= Exercise description =
Translate this sentence from the abstract on hole transport in cubic GaN into Spanish: "The calculations show that the dominant lattice scattering mechanism for holes is the acoustic deformation potential."

= Source passage =
────────

The theoretical hole transport characteristics (Hall and drift
mobilities, and effective Hall factor) are reported for the cubic
phase of p-type GaN. These characteristics are calculated
using the “relaxation time approximation” as a function of
temperature. The calculations show that the dominant lattice
scattering mechanism for holes is the acoustic deformation
potential. In the calculation of the scattering rate for ionized
impurity mechanism, the activation energy of 120 or 250 meV is used at
different compensation ratios of given acceptor
concentrations. Comparing the scattering time in these activation
energies, it is found that the activation energy difference is
negligible at high compensation ratios. We determined the anisotropy
factors separately, due to the anisotropy of the energy surface for
heavy- and light-hole bands, and these parameters are taken into
account in the Hall factor calculations. The Hall factors are very
important when we attempt to compare the calculated drift mobility
with measured Hall ones. The theoretical Hall mobilities at total hole
concentrations of 3.5 ×1015 and 3.5 ×1016 cm-3
are about 312 and 225 cm2V-1s-1, respectively,
with the activation energy of 120 meV and the compensation ratio of
0.5 at 300 K. It is found that Hall mobilities are strongly affected
by the compensation ratios. The obtained effective Hall factor in the
cubic phase of GaN is in the range of 1.4 (T=120 K) to 1.8
(T=400 K).

────────

= Recorded information =
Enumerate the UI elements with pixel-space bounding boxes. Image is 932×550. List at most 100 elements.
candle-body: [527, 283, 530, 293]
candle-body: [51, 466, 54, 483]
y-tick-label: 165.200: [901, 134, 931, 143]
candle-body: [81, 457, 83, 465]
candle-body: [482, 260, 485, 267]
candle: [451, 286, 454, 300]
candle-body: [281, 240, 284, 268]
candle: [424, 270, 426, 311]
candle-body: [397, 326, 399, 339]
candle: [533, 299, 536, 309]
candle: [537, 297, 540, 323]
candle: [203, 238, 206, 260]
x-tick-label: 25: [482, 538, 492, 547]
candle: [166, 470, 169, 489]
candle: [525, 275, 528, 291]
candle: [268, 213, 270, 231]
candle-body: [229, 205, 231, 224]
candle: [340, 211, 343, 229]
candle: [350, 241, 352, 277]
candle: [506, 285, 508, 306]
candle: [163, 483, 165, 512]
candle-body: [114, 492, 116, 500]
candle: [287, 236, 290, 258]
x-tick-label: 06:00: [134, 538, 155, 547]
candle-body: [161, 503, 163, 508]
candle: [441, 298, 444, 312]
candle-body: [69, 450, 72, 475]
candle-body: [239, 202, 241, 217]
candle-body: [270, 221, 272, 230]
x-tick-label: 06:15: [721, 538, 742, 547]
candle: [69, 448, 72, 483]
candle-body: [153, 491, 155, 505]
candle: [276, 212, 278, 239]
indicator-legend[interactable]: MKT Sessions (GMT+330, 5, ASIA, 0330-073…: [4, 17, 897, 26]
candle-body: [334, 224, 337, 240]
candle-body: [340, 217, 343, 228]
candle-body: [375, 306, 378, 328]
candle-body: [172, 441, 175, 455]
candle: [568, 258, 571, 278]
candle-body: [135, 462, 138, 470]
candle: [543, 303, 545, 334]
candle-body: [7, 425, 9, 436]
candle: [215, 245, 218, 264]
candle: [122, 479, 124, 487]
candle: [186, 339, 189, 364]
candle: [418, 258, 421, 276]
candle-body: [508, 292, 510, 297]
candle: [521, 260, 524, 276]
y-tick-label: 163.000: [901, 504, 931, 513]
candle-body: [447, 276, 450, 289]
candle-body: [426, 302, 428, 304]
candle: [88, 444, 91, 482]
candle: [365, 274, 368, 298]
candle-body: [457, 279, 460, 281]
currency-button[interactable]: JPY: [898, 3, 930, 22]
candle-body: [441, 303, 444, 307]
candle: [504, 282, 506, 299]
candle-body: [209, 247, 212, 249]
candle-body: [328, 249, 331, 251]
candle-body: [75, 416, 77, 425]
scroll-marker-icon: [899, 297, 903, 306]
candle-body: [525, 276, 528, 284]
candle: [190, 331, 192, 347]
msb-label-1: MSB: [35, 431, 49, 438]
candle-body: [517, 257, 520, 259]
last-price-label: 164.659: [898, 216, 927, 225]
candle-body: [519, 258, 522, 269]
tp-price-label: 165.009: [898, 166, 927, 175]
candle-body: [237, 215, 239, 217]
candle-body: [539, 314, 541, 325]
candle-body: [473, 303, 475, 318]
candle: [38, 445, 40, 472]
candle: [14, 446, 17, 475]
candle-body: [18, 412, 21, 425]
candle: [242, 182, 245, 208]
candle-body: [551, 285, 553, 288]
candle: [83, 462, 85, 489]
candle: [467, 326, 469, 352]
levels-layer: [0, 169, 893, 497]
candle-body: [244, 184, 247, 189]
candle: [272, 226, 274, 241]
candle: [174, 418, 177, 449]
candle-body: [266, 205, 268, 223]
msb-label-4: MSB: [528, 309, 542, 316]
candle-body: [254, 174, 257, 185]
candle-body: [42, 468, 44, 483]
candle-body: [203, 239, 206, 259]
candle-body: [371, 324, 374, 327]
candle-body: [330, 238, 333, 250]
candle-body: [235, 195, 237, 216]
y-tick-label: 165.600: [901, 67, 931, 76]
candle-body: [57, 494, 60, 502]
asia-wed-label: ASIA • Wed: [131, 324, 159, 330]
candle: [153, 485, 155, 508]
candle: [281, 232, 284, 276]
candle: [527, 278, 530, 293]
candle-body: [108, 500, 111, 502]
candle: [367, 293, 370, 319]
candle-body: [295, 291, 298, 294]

────────

= Solution to this problem =
Los cálculos muestran que el mecanismo dominante de dispersión por la red para los huecos es el potencial de deformación acústico.